Data listing:

▼▼▼

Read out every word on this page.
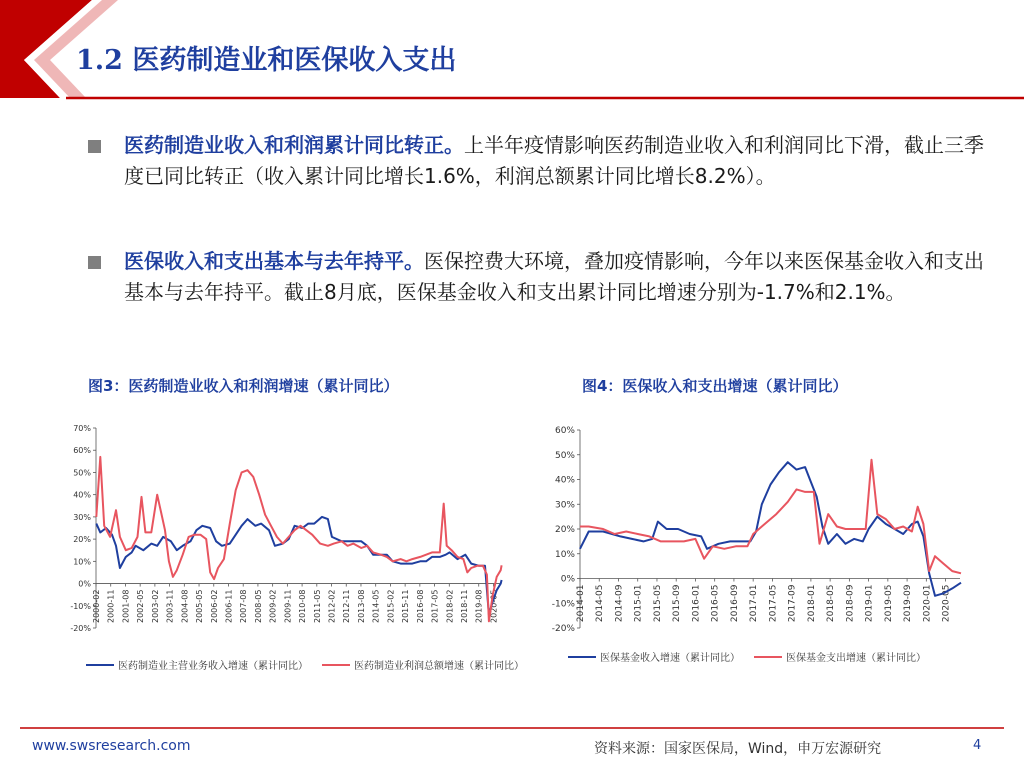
1.2 医药制造业和医保收入支出
医药制造业收入和利润累计同比转正。上半年疫情影响医药制造业收入和利润同比下滑，截止三季度已同比转正（收入累计同比增长1.6%，利润总额累计同比增长8.2%）。
医保收入和支出基本与去年持平。医保控费大环境，叠加疫情影响，今年以来医保基金收入和支出基本与去年持平。截止8月底，医保基金收入和支出累计同比增速分别为-1.7%和2.1%。
图3：医药制造业收入和利润增速（累计同比）	图4：医保收入和支出增速（累计同比）
70%
60%
50%
40%
30%
20%
10%
0%
-10%
-20%
2000-02 2000-11 2001-08 2002-05 2003-02 2003-11 2004-08 2005-05 2006-02 2006-11 2007-08 2008-05 2009-02 2009-11 2010-08 2011-05 2012-02 2012-11 2013-08 2014-05 2015-02 2015-11 2016-08 2017-05 2018-02 2018-11 2019-08 2020-05
60%
50%
40%
30%
20%
10%
0%
-10%
-20%
2014-01 2014-05 2014-09 2015-01 2015-05 2015-09 2016-01 2016-05 2016-09 2017-01 2017-05 2017-09 2018-01 2018-05 2018-09 2019-01 2019-05 2019-09 2020-01 2020-05
医药制造业主营业务收入增速（累计同比）	医药制造业利润总额增速（累计同比）
医保基金收入增速（累计同比）	医保基金支出增速（累计同比）
www.swsresearch.com	资料来源：国家医保局，Wind，申万宏源研究	4
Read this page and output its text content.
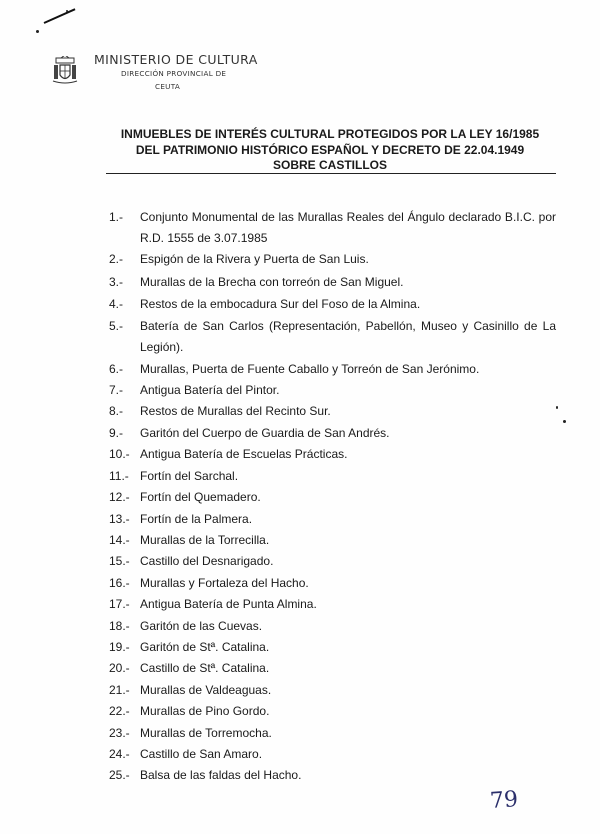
MINISTERIO DE CULTURA
DIRECCIÓN PROVINCIAL DE
CEUTA
INMUEBLES DE INTERÉS CULTURAL PROTEGIDOS POR LA LEY 16/1985
DEL PATRIMONIO HISTÓRICO ESPAÑOL Y DECRETO DE 22.04.1949
SOBRE CASTILLOS
1.- Conjunto Monumental de las Murallas Reales del Ángulo declarado B.I.C. por R.D. 1555 de 3.07.1985
2.- Espigón de la Rivera y Puerta de San Luis.
3.- Murallas de la Brecha con torreón de San Miguel.
4.- Restos de la embocadura Sur del Foso de la Almina.
5.- Batería de San Carlos (Representación, Pabellón, Museo y Casinillo de La Legión).
6.- Murallas, Puerta de Fuente Caballo y Torreón de San Jerónimo.
7.- Antigua Batería del Pintor.
8.- Restos de Murallas del Recinto Sur.
9.- Garitón del Cuerpo de Guardia de San Andrés.
10.- Antigua Batería de Escuelas Prácticas.
11.- Fortín del Sarchal.
12.- Fortín del Quemadero.
13.- Fortín de la Palmera.
14.- Murallas de la Torrecilla.
15.- Castillo del Desnarigado.
16.- Murallas y Fortaleza del Hacho.
17.- Antigua Batería de Punta Almina.
18.- Garitón de las Cuevas.
19.- Garitón de Stª. Catalina.
20.- Castillo de Stª. Catalina.
21.- Murallas de Valdeaguas.
22.- Murallas de Pino Gordo.
23.- Murallas de Torremocha.
24.- Castillo de San Amaro.
25.- Balsa de las faldas del Hacho.
79
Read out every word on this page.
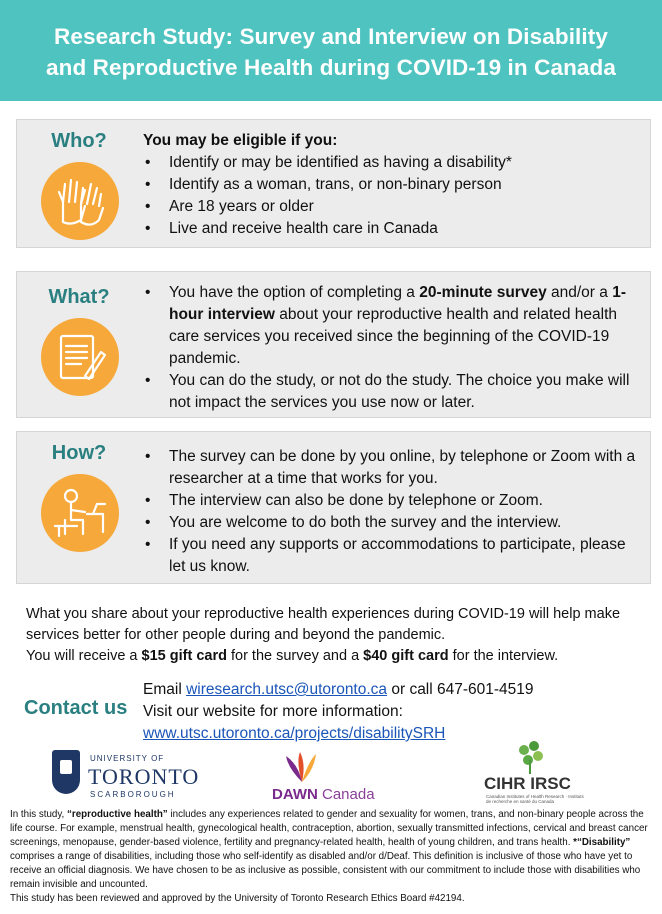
Research Study: Survey and Interview on Disability
and Reproductive Health during COVID-19 in Canada
Who?	You may be eligible if you:
• Identify or may be identified as having a disability*
• Identify as a woman, trans, or non-binary person
• Are 18 years or older
• Live and receive health care in Canada
What?	• You have the option of completing a 20-minute survey and/or a 1-hour interview about your reproductive health and related health care services you received since the beginning of the COVID-19 pandemic.
• You can do the study, or not do the study. The choice you make will not impact the services you use now or later.
How?	• The survey can be done by you online, by telephone or Zoom with a researcher at a time that works for you.
• The interview can also be done by telephone or Zoom.
• You are welcome to do both the survey and the interview.
• If you need any supports or accommodations to participate, please let us know.
What you share about your reproductive health experiences during COVID-19 will help make services better for other people during and beyond the pandemic.
You will receive a $15 gift card for the survey and a $40 gift card for the interview.
Contact us
Email wiresearch.utsc@utoronto.ca or call 647-601-4519
Visit our website for more information:
www.utsc.utoronto.ca/projects/disabilitySRH
UNIVERSITY OF
TORONTO
SCARBOROUGH	DAWN Canada
CIHR IRSC
Canadian Institutes of Health Research · Instituts de recherche en santé du Canada
In this study, “reproductive health” includes any experiences related to gender and sexuality for women, trans, and non-binary people across the life course. For example, menstrual health, gynecological health, contraception, abortion, sexually transmitted infections, cervical and breast cancer screenings, menopause, gender-based violence, fertility and pregnancy-related health, health of young children, and trans health. *“Disability” comprises a range of disabilities, including those who self-identify as disabled and/or d/Deaf. This definition is inclusive of those who have yet to receive an official diagnosis. We have chosen to be as inclusive as possible, consistent with our commitment to include those with disabilities who remain invisible and uncounted.
This study has been reviewed and approved by the University of Toronto Research Ethics Board #42194.
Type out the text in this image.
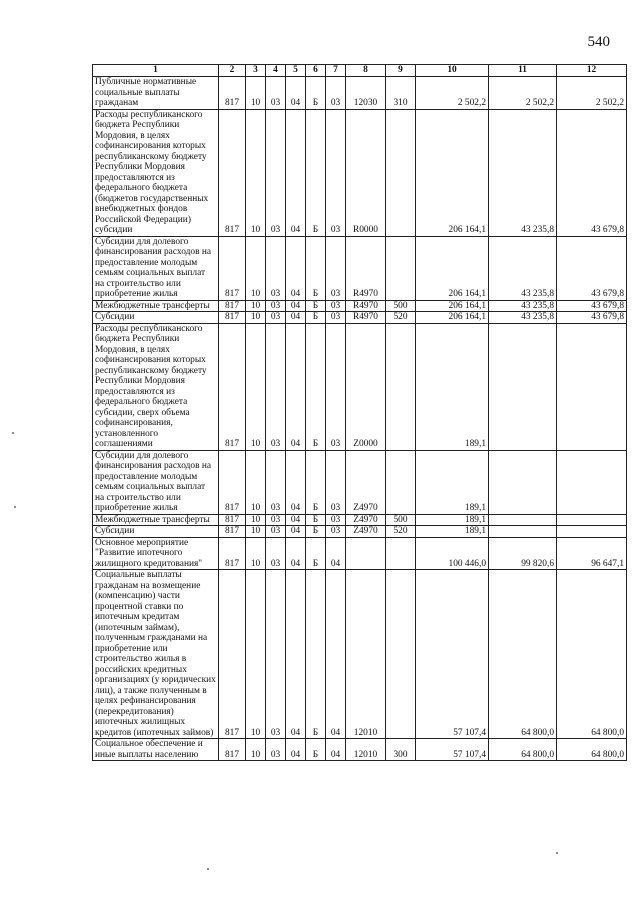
540
1	2	3	4	5	6	7	8	9	10	11	12
Публичные нормативные социальные выплаты гражданам	817	10	03	04	Б	03	12030	310	2 502,2	2 502,2	2 502,2
Расходы республиканского бюджета Республики Мордовия, в целях софинансирования которых республиканскому бюджету Республики Мордовия предоставляются из федерального бюджета (бюджетов государственных внебюджетных фондов Российской Федерации) субсидии	817	10	03	04	Б	03	R0000		206 164,1	43 235,8	43 679,8
Субсидии для долевого финансирования расходов на предоставление молодым семьям социальных выплат на строительство или приобретение жилья	817	10	03	04	Б	03	R4970		206 164,1	43 235,8	43 679,8
Межбюджетные трансферты	817	10	03	04	Б	03	R4970	500	206 164,1	43 235,8	43 679,8
Субсидии	817	10	03	04	Б	03	R4970	520	206 164,1	43 235,8	43 679,8
Расходы республиканского бюджета Республики Мордовия, в целях софинансирования которых республиканскому бюджету Республики Мордовия предоставляются из федерального бюджета субсидии, сверх объема софинансирования, установленного соглашениями	817	10	03	04	Б	03	Z0000		189,1		
Субсидии для долевого финансирования расходов на предоставление молодым семьям социальных выплат на строительство или приобретение жилья	817	10	03	04	Б	03	Z4970		189,1		
Межбюджетные трансферты	817	10	03	04	Б	03	Z4970	500	189,1		
Субсидии	817	10	03	04	Б	03	Z4970	520	189,1		
Основное мероприятие "Развитие ипотечного жилищного кредитования"	817	10	03	04	Б	04			100 446,0	99 820,6	96 647,1
Социальные выплаты гражданам на возмещение (компенсацию) части процентной ставки по ипотечным кредитам (ипотечным займам), полученным гражданами на приобретение или строительство жилья в российских кредитных организациях (у юридических лиц), а также полученным в целях рефинансирования (перекредитования) ипотечных жилищных кредитов (ипотечных займов)	817	10	03	04	Б	04	12010		57 107,4	64 800,0	64 800,0
Социальное обеспечение и иные выплаты населению	817	10	03	04	Б	04	12010	300	57 107,4	64 800,0	64 800,0
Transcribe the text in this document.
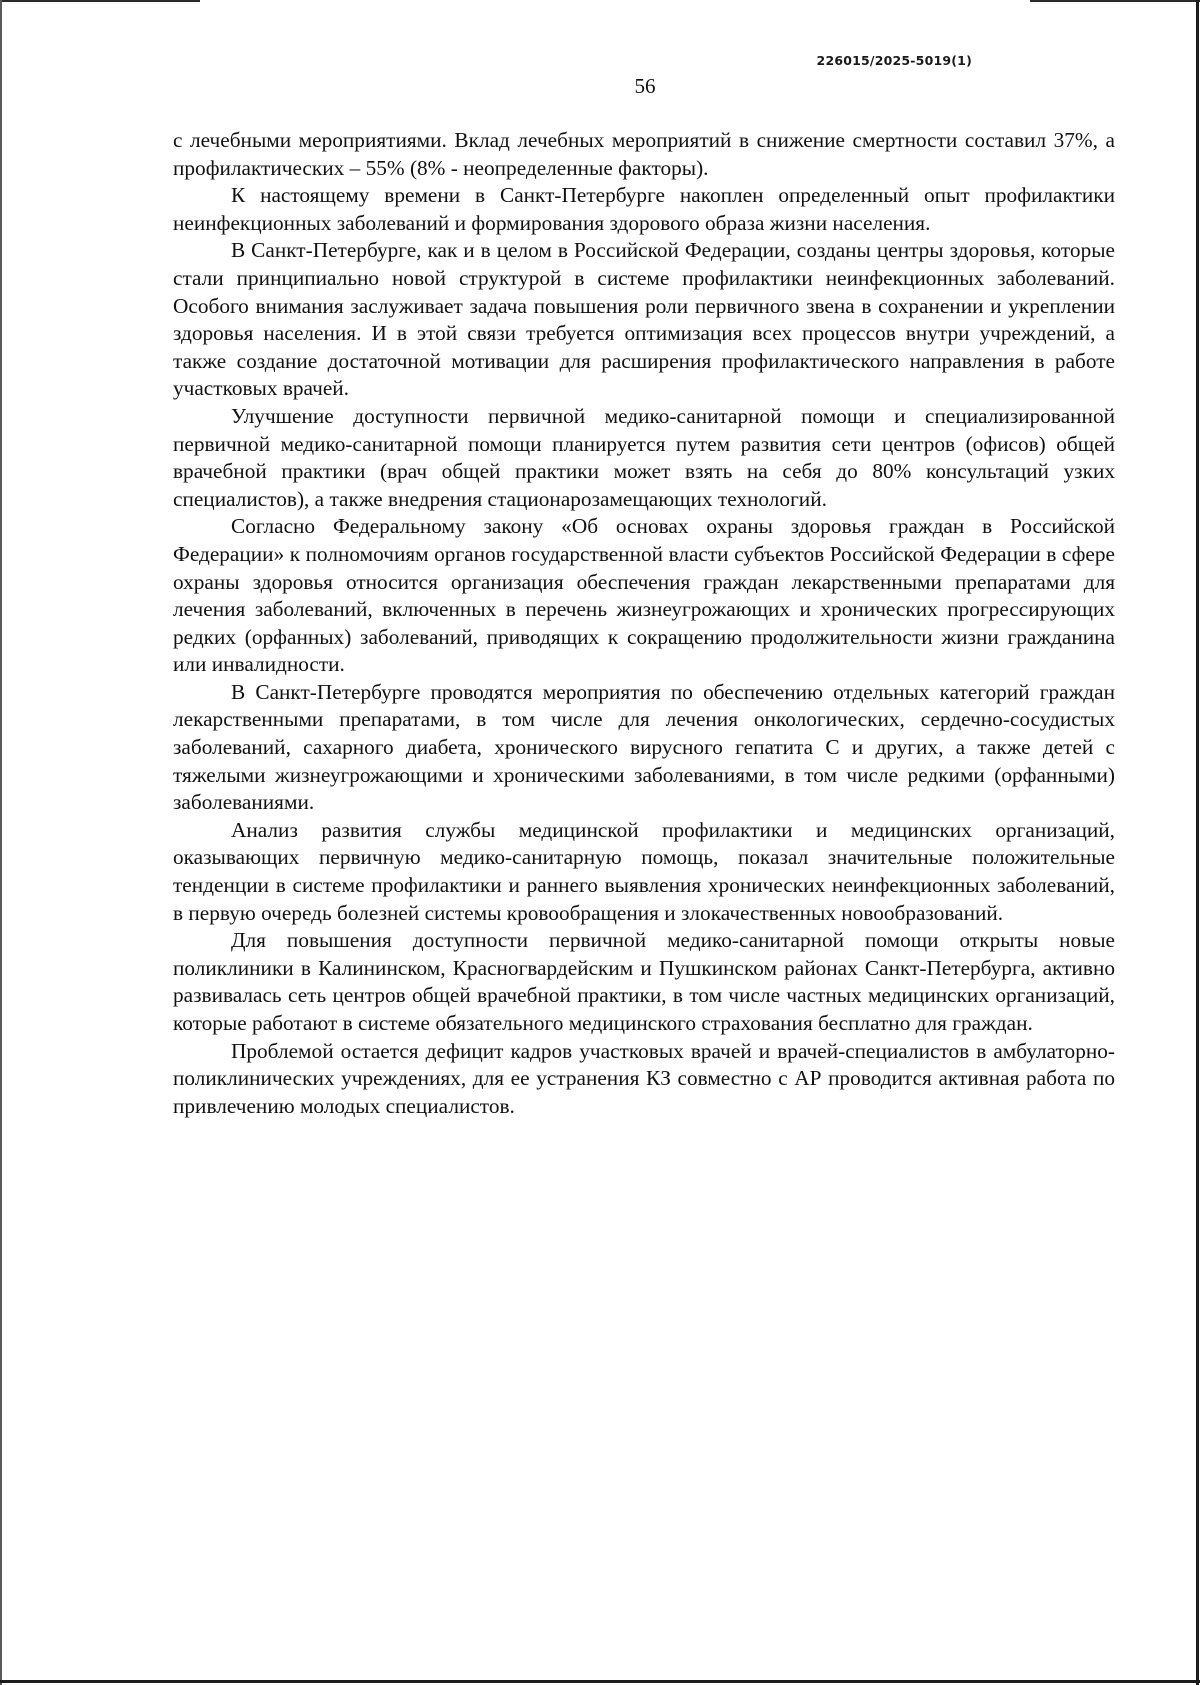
226015/2025-5019(1)
56

с лечебными мероприятиями. Вклад лечебных мероприятий в снижение смертности составил 37%, а профилактических – 55% (8% - неопределенные факторы).

К настоящему времени в Санкт-Петербурге накоплен определенный опыт профилактики неинфекционных заболеваний и формирования здорового образа жизни населения.

В Санкт-Петербурге, как и в целом в Российской Федерации, созданы центры здоровья, которые стали принципиально новой структурой в системе профилактики неинфекционных заболеваний. Особого внимания заслуживает задача повышения роли первичного звена в сохранении и укреплении здоровья населения. И в этой связи требуется оптимизация всех процессов внутри учреждений, а также создание достаточной мотивации для расширения профилактического направления в работе участковых врачей.

Улучшение доступности первичной медико-санитарной помощи и специализированной первичной медико-санитарной помощи планируется путем развития сети центров (офисов) общей врачебной практики (врач общей практики может взять на себя до 80% консультаций узких специалистов), а также внедрения стационарозамещающих технологий.

Согласно Федеральному закону «Об основах охраны здоровья граждан в Российской Федерации» к полномочиям органов государственной власти субъектов Российской Федерации в сфере охраны здоровья относится организация обеспечения граждан лекарственными препаратами для лечения заболеваний, включенных в перечень жизнеугрожающих и хронических прогрессирующих редких (орфанных) заболеваний, приводящих к сокращению продолжительности жизни гражданина или инвалидности.

В Санкт-Петербурге проводятся мероприятия по обеспечению отдельных категорий граждан лекарственными препаратами, в том числе для лечения онкологических, сердечно-сосудистых заболеваний, сахарного диабета, хронического вирусного гепатита С и других, а также детей с тяжелыми жизнеугрожающими и хроническими заболеваниями, в том числе редкими (орфанными) заболеваниями.

Анализ развития службы медицинской профилактики и медицинских организаций, оказывающих первичную медико-санитарную помощь, показал значительные положительные тенденции в системе профилактики и раннего выявления хронических неинфекционных заболеваний, в первую очередь болезней системы кровообращения и злокачественных новообразований.

Для повышения доступности первичной медико-санитарной помощи открыты новые поликлиники в Калининском, Красногвардейским и Пушкинском районах Санкт-Петербурга, активно развивалась сеть центров общей врачебной практики, в том числе частных медицинских организаций, которые работают в системе обязательного медицинского страхования бесплатно для граждан.

Проблемой остается дефицит кадров участковых врачей и врачей-специалистов в амбулаторно-поликлинических учреждениях, для ее устранения КЗ совместно с АР проводится активная работа по привлечению молодых специалистов.
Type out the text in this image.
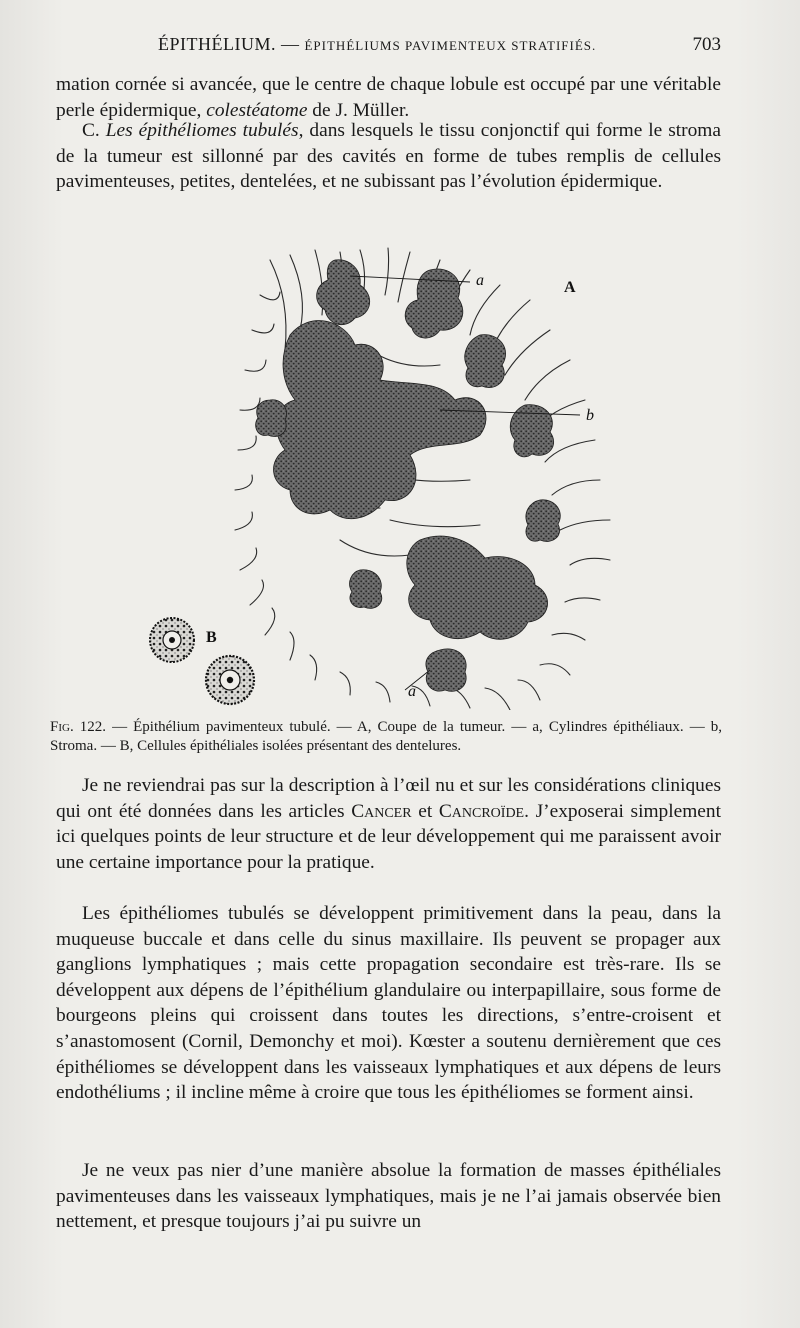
ÉPITHÉLIUM. — ÉPITHÉLIUMS PAVIMENTEUX STRATIFIÉS.	703

mation cornée si avancée, que le centre de chaque lobule est occupé par une véritable perle épidermique, colestéatome de J. Müller.

C. Les épithéliomes tubulés, dans lesquels le tissu conjonctif qui forme le stroma de la tumeur est sillonné par des cavités en forme de tubes remplis de cellules pavimenteuses, petites, dentelées, et ne subissant pas l’évolution épidermique.

a	A
b
B
a
Fig. 122. — Épithélium pavimenteux tubulé. — A, Coupe de la tumeur. — a, Cylindres épithéliaux. — b, Stroma. — B, Cellules épithéliales isolées présentant des dentelures.

Je ne reviendrai pas sur la description à l’œil nu et sur les considérations cliniques qui ont été données dans les articles Cancer et Cancroïde. J’exposerai simplement ici quelques points de leur structure et de leur développement qui me paraissent avoir une certaine importance pour la pratique.

Les épithéliomes tubulés se développent primitivement dans la peau, dans la muqueuse buccale et dans celle du sinus maxillaire. Ils peuvent se propager aux ganglions lymphatiques ; mais cette propagation secondaire est très-rare. Ils se développent aux dépens de l’épithélium glandulaire ou interpapillaire, sous forme de bourgeons pleins qui croissent dans toutes les directions, s’entre-croisent et s’anastomosent (Cornil, Demonchy et moi). Kœster a soutenu dernièrement que ces épithéliomes se développent dans les vaisseaux lymphatiques et aux dépens de leurs endothéliums ; il incline même à croire que tous les épithéliomes se forment ainsi.

Je ne veux pas nier d’une manière absolue la formation de masses épithéliales pavimenteuses dans les vaisseaux lymphatiques, mais je ne l’ai jamais observée bien nettement, et presque toujours j’ai pu suivre un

▲▲▲

Your objective: Pull out all lines from the entries above that include the word "utsc".

Full response:
Email wiresearch.utsc@utoronto.ca or call 647-601-4519
www.utsc.utoronto.ca/projects/disabilitySRH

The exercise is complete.